=== Document text ===
=== Begin Enclosure ===

Penfolds' wines have played a pivotal role in the history of Australian wine and the evolution of modern winemaking. In this blog we look at the history of Penfolds and how this famous Australian winery has helped the evolution of winemaking across the world.
Penfolds: the beginning of an Australian wine legend
The Penfolds story begins in 1844 when Dr Christopher Rawson Penfold, a medical practitioner from Brighton, England, and his wife Mary arrived in South Australia and purchased land in the suburb of Magill in Adelaide. The land, now famous as the home of Penfolds Magill Estate vineyard, winery, cellar door and restaurant, was farmed by Mary as Dr Christopher was busy building his medical practice. Records and accounts show that Mary Penfold was responsible for the early winemaking and also managed the estate. The Penfolds name first gained fame as a provider of iron-rich tonic wines, produced for Adelaide’s fledgling society. However, Penfolds' reputation for quality grew and soon there was demand for Penfolds' wine in Victoria and New South Wales. It took just over fifty years for Penfolds wines to grow from humble beginnings to becoming Australia’s largest producer of fortified wines by the time of Australia’s Federation in 1901.
This remarkable success as a fortified wine producer enabled Penfolds to expand throughout the early 1900s. Descendants of the Penfolds purchased key vineyards in South Australia and New South Wales. One of these purchases was the legendary Kalimna vineyard in the Barossa Valley, the grapes from which have contributed to many classic vintages of Penfolds' renowned wines. These include vintages of Grange, Bin 707, RWT Barossa Shiraz, St Henri Shiraz, Block 42 Cabernet Sauvignon and the legendary Bin 60A Cabernet Sauvignon Shiraz; only ever made in 1962 and 2004. The 1962 wine is thought by some to be Australia's greatest ever wine.
Max Schubert and the story of Grange Hermitage
Penfolds Grange is arguably Australia’s most famous wine and the story of its creation by legendary winemaker Max Schubert with the help of brilliant research chemist Ray Beckwith is a modern tale of imagination, a battle against the odds and redemption. In 1950, Max Schubert, visited the major wine-growing regions of Europe. During this visit Max was inspired and came up with the idea of producing an Australian red wine, 'capable of staying alive for a minimum of twenty years and comparable with those produced in Bordeaux...' But, as the varieties that make up the red wines of Bordeaux (Cabernet Sauvignon, Cabernet Franc, Merlot and Malbec) were all in very short supply in Australia he decided that the wine would be made from the more readily available Shiraz. With the grape variety determined, Max created the first experimental Grange vintage in 1951.

=== End Enclosure ===

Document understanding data
=== Begin Enclosure ===

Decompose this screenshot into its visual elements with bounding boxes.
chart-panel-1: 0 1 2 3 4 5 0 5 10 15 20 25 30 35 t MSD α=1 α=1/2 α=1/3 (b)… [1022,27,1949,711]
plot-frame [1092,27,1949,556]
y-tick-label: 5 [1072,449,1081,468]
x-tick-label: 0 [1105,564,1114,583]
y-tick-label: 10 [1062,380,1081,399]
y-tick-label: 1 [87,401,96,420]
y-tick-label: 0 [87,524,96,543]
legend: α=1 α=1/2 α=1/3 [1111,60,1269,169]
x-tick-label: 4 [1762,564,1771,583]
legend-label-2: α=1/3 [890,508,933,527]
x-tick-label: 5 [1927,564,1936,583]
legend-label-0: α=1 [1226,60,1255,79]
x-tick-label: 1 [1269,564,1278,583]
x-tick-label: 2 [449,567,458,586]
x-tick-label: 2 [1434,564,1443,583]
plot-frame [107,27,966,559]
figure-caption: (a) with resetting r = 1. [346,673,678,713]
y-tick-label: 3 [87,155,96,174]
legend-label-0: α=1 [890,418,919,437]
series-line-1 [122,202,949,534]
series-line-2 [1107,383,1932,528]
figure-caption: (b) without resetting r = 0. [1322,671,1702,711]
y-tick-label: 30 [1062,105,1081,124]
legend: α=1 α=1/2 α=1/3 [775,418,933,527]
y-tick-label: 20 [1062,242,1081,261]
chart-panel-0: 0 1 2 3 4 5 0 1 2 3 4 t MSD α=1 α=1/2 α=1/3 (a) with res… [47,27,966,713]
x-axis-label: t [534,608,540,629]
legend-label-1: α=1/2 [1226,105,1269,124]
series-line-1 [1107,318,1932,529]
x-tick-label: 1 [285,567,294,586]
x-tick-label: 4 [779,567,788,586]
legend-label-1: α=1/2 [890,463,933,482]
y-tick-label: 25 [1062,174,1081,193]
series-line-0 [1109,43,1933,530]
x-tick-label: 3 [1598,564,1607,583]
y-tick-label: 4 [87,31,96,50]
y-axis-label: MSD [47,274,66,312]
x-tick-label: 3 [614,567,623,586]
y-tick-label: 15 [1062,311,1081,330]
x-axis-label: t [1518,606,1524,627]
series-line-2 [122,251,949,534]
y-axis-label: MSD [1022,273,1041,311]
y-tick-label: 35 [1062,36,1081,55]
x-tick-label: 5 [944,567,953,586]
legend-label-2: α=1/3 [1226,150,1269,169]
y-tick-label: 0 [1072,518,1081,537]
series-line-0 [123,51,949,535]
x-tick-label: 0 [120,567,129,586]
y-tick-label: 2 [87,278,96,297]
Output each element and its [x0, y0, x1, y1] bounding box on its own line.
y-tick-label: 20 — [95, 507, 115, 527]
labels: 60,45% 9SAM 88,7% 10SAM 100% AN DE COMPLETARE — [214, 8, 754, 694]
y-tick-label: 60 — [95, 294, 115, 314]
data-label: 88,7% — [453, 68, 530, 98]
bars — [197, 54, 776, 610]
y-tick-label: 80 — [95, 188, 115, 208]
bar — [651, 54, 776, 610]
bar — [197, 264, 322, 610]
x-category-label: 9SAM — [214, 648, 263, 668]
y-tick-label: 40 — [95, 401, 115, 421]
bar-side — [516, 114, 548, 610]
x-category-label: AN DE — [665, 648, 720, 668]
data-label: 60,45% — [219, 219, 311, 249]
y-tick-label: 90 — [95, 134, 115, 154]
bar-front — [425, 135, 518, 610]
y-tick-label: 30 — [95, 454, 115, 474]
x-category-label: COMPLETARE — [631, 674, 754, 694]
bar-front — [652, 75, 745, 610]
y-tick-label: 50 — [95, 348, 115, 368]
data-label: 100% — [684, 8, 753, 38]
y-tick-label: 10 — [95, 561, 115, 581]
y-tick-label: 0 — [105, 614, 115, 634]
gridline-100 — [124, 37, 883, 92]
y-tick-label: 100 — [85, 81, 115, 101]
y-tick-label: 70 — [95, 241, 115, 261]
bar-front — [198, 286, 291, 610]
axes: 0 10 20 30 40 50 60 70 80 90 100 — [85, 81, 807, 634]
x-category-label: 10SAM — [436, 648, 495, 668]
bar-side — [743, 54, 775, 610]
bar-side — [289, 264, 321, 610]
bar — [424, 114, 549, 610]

=== End Enclosure ===

=== Questions ===
1. Reproduce everything in the Penfolds history from "This remarkable success" down to "greatest ever wine.".
2. According to the Penfolds history, who was responsible for the early winemaking at the Magill estate?
3. Carry the Penfolds history forward from its final sentence.

=== Replies ===
1.
This remarkable success as a fortified wine producer enabled Penfolds to expand throughout the early 1900s. Descendants of the Penfolds purchased key vineyards in South Australia and New South Wales. One of these purchases was the legendary Kalimna vineyard in the Barossa Valley, the grapes from which have contributed to many classic vintages of Penfolds' renowned wines. These include vintages of Grange, Bin 707, RWT Barossa Shiraz, St Henri Shiraz, Block 42 Cabernet Sauvignon and the legendary Bin 60A Cabernet Sauvignon Shiraz; only ever made in 1962 and 2004. The 1962 wine is thought by some to be Australia's greatest ever wine.

2. Mary Penfold was responsible for the early winemaking.

3.
The research and development undertaken by Ray Beckwith was instrumental in providing Max with the tools he needed to make the wine he desired. Ray pioneered the use of pH meters in determining the balance of sugar and acidity content of the wines, which was vital for Max in being able to determine the correct picking dates for the grapes and in monitoring the wines during fermentation. The use of pH meters is now standard practise in modern winemaking, and has led to an enormous reduction in the amount of wine affected by bacterial spoilage around the world. Other pioneering winemaking techniques used by Max in the production of Grange included temperature control of the fermentation process, the use of acclimatised pure yeast cultures and finalising the fermentation of the wine in new American oak casks. Max continued to make the experimental Grange vintages from 1951 to 1956. In 1956 he was summoned to Penfolds' head offices in Sydney to showcase these wines for his superiors and some well-known Sydney wine critics. The results of the tasting were absolutely disastrous: not one person liked the wines. As a result, Max received written orders before the 1957 vintage to cease production of Grange. But Max chose to disregard these orders and with the support of Jeffrey Penfold-Hyland, descendent of Dr Christopher and Mary, made reduced quantities of the wine in secret until 1959. By this time, earlier vintages of the wine had matured. People changed their minds, their original misconceptions on the wine fell away as they tasted the wines as they matured in the way Max had intended all along. Max was instructed to recommence 'official' production of Grange in 1960 and the wine has only increased its reputation and global standing every year since then.
The legacy of Grange for Australian wine
Max Schubert reminisced about the influence of Grange in a presentation to the first Australian National University Wine Symposium in Canberra in 1979, he said, 'I would like to express the hope that the production and acceptance of Grange... as a great Australian wine have proved that we in Australia are capable of producing wines equal to the best in the world. But we must not be afraid to put into effect the strength of our own convictions, continue to use our imagination in winemaking generally, and be prepared to experiment in order to gain something extra, different and unique in the world of wine.' It's a sentiment that all of us at Wine Australia echo to this day.